Quote each record exactly, please, leaving none out.

* begin *

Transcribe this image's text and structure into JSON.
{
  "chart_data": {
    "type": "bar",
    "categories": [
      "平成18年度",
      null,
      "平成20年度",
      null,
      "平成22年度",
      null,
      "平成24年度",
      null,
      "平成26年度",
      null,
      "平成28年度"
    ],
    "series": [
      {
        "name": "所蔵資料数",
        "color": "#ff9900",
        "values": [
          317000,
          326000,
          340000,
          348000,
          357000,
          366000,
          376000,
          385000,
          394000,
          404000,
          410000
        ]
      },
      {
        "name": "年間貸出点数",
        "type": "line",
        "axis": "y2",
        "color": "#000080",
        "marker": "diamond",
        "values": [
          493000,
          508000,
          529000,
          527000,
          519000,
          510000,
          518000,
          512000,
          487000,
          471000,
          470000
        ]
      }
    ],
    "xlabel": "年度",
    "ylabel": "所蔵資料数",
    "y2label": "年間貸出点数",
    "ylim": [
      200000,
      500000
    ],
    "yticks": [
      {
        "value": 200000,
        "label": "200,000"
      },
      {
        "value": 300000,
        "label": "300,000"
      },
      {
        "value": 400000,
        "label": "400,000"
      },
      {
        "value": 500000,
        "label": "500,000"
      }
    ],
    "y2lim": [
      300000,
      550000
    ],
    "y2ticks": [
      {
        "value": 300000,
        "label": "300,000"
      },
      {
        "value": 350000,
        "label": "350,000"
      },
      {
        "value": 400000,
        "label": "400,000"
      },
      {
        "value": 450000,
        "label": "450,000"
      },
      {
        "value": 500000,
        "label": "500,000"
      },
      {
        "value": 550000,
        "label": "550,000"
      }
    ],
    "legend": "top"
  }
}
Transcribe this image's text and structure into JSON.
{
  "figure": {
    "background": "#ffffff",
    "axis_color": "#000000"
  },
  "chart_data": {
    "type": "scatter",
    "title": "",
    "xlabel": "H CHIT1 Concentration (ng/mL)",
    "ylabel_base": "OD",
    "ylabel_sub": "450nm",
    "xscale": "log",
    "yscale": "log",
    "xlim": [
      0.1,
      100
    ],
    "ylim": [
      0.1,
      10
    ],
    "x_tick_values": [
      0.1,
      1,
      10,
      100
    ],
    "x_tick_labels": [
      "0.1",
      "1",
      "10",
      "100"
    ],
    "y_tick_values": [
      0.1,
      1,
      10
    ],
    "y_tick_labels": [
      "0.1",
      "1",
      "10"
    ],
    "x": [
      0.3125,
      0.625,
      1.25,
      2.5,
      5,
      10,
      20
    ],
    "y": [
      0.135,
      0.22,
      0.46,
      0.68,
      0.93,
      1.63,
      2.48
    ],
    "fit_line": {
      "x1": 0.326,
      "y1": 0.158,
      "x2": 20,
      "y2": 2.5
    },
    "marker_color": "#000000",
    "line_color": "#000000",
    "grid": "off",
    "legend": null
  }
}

* end *

Result of the exercise -
Transcribe this image's text and structure into JSON.
{
  "chart_data": {
    "type": "bar",
    "categories": [
      "平成18年度",
      null,
      "平成20年度",
      null,
      "平成22年度",
      null,
      "平成24年度",
      null,
      "平成26年度",
      null,
      "平成28年度"
    ],
    "series": [
      {
        "name": "所蔵資料数",
        "color": "#ff9900",
        "values": [
          317000,
          326000,
          340000,
          348000,
          357000,
          366000,
          376000,
          385000,
          394000,
          404000,
          410000
        ]
      },
      {
        "name": "年間貸出点数",
        "type": "line",
        "axis": "y2",
        "color": "#000080",
        "marker": "diamond",
        "values": [
          493000,
          508000,
          529000,
          527000,
          519000,
          510000,
          518000,
          512000,
          487000,
          471000,
          470000
        ]
      }
    ],
    "xlabel": "年度",
    "ylabel": "所蔵資料数",
    "y2label": "年間貸出点数",
    "ylim": [
      200000,
      500000
    ],
    "yticks": [
      {
        "value": 200000,
        "label": "200,000"
      },
      {
        "value": 300000,
        "label": "300,000"
      },
      {
        "value": 400000,
        "label": "400,000"
      },
      {
        "value": 500000,
        "label": "500,000"
      }
    ],
    "y2lim": [
      300000,
      550000
    ],
    "y2ticks": [
      {
        "value": 300000,
        "label": "300,000"
      },
      {
        "value": 350000,
        "label": "350,000"
      },
      {
        "value": 400000,
        "label": "400,000"
      },
      {
        "value": 450000,
        "label": "450,000"
      },
      {
        "value": 500000,
        "label": "500,000"
      },
      {
        "value": 550000,
        "label": "550,000"
      }
    ],
    "legend": "top"
  }
}
Transcribe this image's text and structure into JSON.
{
  "figure": {
    "background": "#ffffff",
    "axis_color": "#000000"
  },
  "chart_data": {
    "type": "scatter",
    "title": "",
    "xlabel": "H CHIT1 Concentration (ng/mL)",
    "ylabel_base": "OD",
    "ylabel_sub": "450nm",
    "xscale": "log",
    "yscale": "log",
    "xlim": [
      0.1,
      100
    ],
    "ylim": [
      0.1,
      10
    ],
    "x_tick_values": [
      0.1,
      1,
      10,
      100
    ],
    "x_tick_labels": [
      "0.1",
      "1",
      "10",
      "100"
    ],
    "y_tick_values": [
      0.1,
      1,
      10
    ],
    "y_tick_labels": [
      "0.1",
      "1",
      "10"
    ],
    "x": [
      0.3125,
      0.625,
      1.25,
      2.5,
      5,
      10,
      20
    ],
    "y": [
      0.135,
      0.22,
      0.46,
      0.68,
      0.93,
      1.63,
      2.48
    ],
    "fit_line": {
      "x1": 0.326,
      "y1": 0.158,
      "x2": 20,
      "y2": 2.5
    },
    "marker_color": "#000000",
    "line_color": "#000000",
    "grid": "off",
    "legend": null
  }
}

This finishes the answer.